Data records:
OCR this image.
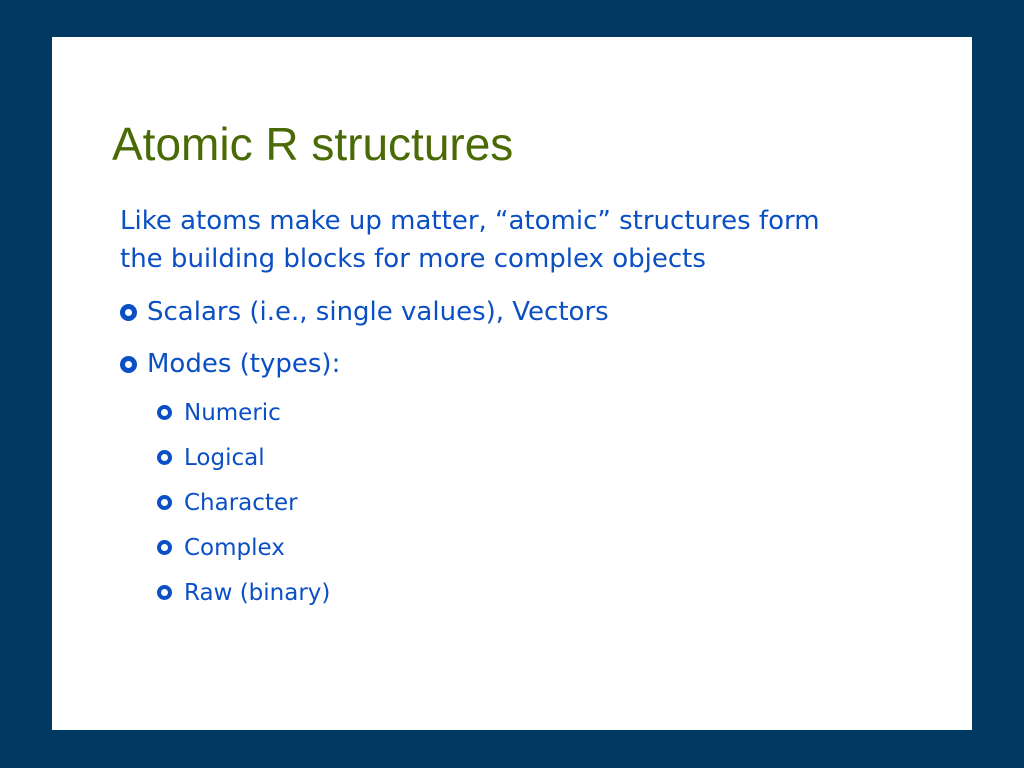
Atomic R structures

Like atoms make up matter, “atomic” structures form the building blocks for more complex objects

Scalars (i.e., single values), Vectors
Modes (types):
Numeric
Logical
Character
Complex
Raw (binary)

The request
Pictures are to be left out; repeat all the remaining data exactly.

Response to this exercise
OCR this image.
Atomic R structures

Like atoms make up matter, “atomic” structures form the building blocks for more complex objects

Scalars (i.e., single values), Vectors
Modes (types):
Numeric
Logical
Character
Complex
Raw (binary)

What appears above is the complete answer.